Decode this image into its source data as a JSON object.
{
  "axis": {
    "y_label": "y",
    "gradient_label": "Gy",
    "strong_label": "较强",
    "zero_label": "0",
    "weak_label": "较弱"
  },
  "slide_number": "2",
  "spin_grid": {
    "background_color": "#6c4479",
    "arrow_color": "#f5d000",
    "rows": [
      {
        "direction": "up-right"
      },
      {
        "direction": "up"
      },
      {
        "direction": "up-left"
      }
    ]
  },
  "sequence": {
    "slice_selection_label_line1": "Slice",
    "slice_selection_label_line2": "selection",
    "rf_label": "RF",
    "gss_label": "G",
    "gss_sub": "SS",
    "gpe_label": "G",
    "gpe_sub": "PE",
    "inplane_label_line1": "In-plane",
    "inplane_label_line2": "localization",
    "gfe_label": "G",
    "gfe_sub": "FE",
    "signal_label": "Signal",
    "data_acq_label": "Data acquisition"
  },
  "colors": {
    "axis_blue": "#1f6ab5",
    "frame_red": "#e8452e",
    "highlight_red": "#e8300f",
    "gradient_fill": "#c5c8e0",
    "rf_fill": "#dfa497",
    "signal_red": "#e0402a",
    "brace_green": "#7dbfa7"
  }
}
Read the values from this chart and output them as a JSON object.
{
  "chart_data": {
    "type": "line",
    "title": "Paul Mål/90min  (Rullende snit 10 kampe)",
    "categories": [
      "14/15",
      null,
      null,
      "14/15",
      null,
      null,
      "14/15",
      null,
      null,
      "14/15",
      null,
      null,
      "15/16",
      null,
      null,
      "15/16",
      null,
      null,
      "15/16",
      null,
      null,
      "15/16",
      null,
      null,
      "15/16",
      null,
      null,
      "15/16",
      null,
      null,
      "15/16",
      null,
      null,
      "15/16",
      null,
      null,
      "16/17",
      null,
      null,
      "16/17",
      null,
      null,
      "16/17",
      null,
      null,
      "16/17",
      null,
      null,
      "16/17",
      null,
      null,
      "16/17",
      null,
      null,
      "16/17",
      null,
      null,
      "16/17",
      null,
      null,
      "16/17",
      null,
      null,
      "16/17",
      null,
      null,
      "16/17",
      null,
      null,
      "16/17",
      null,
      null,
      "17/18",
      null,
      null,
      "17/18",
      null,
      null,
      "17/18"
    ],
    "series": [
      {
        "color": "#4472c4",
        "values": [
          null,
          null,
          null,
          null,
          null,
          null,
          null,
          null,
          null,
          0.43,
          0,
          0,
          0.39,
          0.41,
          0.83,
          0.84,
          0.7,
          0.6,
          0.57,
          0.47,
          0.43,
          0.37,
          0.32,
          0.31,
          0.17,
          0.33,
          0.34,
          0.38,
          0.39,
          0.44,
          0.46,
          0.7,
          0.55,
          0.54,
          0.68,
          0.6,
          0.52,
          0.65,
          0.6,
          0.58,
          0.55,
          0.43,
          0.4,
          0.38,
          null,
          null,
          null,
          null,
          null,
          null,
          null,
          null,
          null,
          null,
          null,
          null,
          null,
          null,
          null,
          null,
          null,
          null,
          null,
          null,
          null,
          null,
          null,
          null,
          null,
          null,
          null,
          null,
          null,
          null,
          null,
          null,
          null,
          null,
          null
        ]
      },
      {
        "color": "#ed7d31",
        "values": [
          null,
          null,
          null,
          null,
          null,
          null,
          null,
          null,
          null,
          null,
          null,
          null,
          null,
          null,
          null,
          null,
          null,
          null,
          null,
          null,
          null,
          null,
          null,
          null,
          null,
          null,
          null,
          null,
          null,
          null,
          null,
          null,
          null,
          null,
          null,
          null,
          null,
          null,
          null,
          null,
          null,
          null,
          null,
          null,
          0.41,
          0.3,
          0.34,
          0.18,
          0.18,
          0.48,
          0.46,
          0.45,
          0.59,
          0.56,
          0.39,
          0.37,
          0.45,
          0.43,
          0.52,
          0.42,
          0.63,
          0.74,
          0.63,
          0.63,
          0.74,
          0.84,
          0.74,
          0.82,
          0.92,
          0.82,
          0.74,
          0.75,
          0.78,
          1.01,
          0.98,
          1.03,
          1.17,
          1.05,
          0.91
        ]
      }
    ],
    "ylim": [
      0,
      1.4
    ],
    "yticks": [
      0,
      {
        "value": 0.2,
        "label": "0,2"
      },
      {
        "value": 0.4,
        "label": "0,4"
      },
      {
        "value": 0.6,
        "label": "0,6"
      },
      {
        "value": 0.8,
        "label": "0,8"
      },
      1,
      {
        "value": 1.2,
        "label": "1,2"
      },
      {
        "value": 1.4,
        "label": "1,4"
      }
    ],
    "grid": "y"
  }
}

####

§ **TASK DETAILS**: Each entry above is to be set down again in exactly the same words.

§ **EXERCISE OUTPUT**:
Decode this image into its source data as a JSON object.
{
  "axis": {
    "y_label": "y",
    "gradient_label": "Gy",
    "strong_label": "较强",
    "zero_label": "0",
    "weak_label": "较弱"
  },
  "slide_number": "2",
  "spin_grid": {
    "background_color": "#6c4479",
    "arrow_color": "#f5d000",
    "rows": [
      {
        "direction": "up-right"
      },
      {
        "direction": "up"
      },
      {
        "direction": "up-left"
      }
    ]
  },
  "sequence": {
    "slice_selection_label_line1": "Slice",
    "slice_selection_label_line2": "selection",
    "rf_label": "RF",
    "gss_label": "G",
    "gss_sub": "SS",
    "gpe_label": "G",
    "gpe_sub": "PE",
    "inplane_label_line1": "In-plane",
    "inplane_label_line2": "localization",
    "gfe_label": "G",
    "gfe_sub": "FE",
    "signal_label": "Signal",
    "data_acq_label": "Data acquisition"
  },
  "colors": {
    "axis_blue": "#1f6ab5",
    "frame_red": "#e8452e",
    "highlight_red": "#e8300f",
    "gradient_fill": "#c5c8e0",
    "rf_fill": "#dfa497",
    "signal_red": "#e0402a",
    "brace_green": "#7dbfa7"
  }
}
Read the values from this chart and output them as a JSON object.
{
  "chart_data": {
    "type": "line",
    "title": "Paul Mål/90min  (Rullende snit 10 kampe)",
    "categories": [
      "14/15",
      null,
      null,
      "14/15",
      null,
      null,
      "14/15",
      null,
      null,
      "14/15",
      null,
      null,
      "15/16",
      null,
      null,
      "15/16",
      null,
      null,
      "15/16",
      null,
      null,
      "15/16",
      null,
      null,
      "15/16",
      null,
      null,
      "15/16",
      null,
      null,
      "15/16",
      null,
      null,
      "15/16",
      null,
      null,
      "16/17",
      null,
      null,
      "16/17",
      null,
      null,
      "16/17",
      null,
      null,
      "16/17",
      null,
      null,
      "16/17",
      null,
      null,
      "16/17",
      null,
      null,
      "16/17",
      null,
      null,
      "16/17",
      null,
      null,
      "16/17",
      null,
      null,
      "16/17",
      null,
      null,
      "16/17",
      null,
      null,
      "16/17",
      null,
      null,
      "17/18",
      null,
      null,
      "17/18",
      null,
      null,
      "17/18"
    ],
    "series": [
      {
        "color": "#4472c4",
        "values": [
          null,
          null,
          null,
          null,
          null,
          null,
          null,
          null,
          null,
          0.43,
          0,
          0,
          0.39,
          0.41,
          0.83,
          0.84,
          0.7,
          0.6,
          0.57,
          0.47,
          0.43,
          0.37,
          0.32,
          0.31,
          0.17,
          0.33,
          0.34,
          0.38,
          0.39,
          0.44,
          0.46,
          0.7,
          0.55,
          0.54,
          0.68,
          0.6,
          0.52,
          0.65,
          0.6,
          0.58,
          0.55,
          0.43,
          0.4,
          0.38,
          null,
          null,
          null,
          null,
          null,
          null,
          null,
          null,
          null,
          null,
          null,
          null,
          null,
          null,
          null,
          null,
          null,
          null,
          null,
          null,
          null,
          null,
          null,
          null,
          null,
          null,
          null,
          null,
          null,
          null,
          null,
          null,
          null,
          null,
          null
        ]
      },
      {
        "color": "#ed7d31",
        "values": [
          null,
          null,
          null,
          null,
          null,
          null,
          null,
          null,
          null,
          null,
          null,
          null,
          null,
          null,
          null,
          null,
          null,
          null,
          null,
          null,
          null,
          null,
          null,
          null,
          null,
          null,
          null,
          null,
          null,
          null,
          null,
          null,
          null,
          null,
          null,
          null,
          null,
          null,
          null,
          null,
          null,
          null,
          null,
          null,
          0.41,
          0.3,
          0.34,
          0.18,
          0.18,
          0.48,
          0.46,
          0.45,
          0.59,
          0.56,
          0.39,
          0.37,
          0.45,
          0.43,
          0.52,
          0.42,
          0.63,
          0.74,
          0.63,
          0.63,
          0.74,
          0.84,
          0.74,
          0.82,
          0.92,
          0.82,
          0.74,
          0.75,
          0.78,
          1.01,
          0.98,
          1.03,
          1.17,
          1.05,
          0.91
        ]
      }
    ],
    "ylim": [
      0,
      1.4
    ],
    "yticks": [
      0,
      {
        "value": 0.2,
        "label": "0,2"
      },
      {
        "value": 0.4,
        "label": "0,4"
      },
      {
        "value": 0.6,
        "label": "0,6"
      },
      {
        "value": 0.8,
        "label": "0,8"
      },
      1,
      {
        "value": 1.2,
        "label": "1,2"
      },
      {
        "value": 1.4,
        "label": "1,4"
      }
    ],
    "grid": "y"
  }
}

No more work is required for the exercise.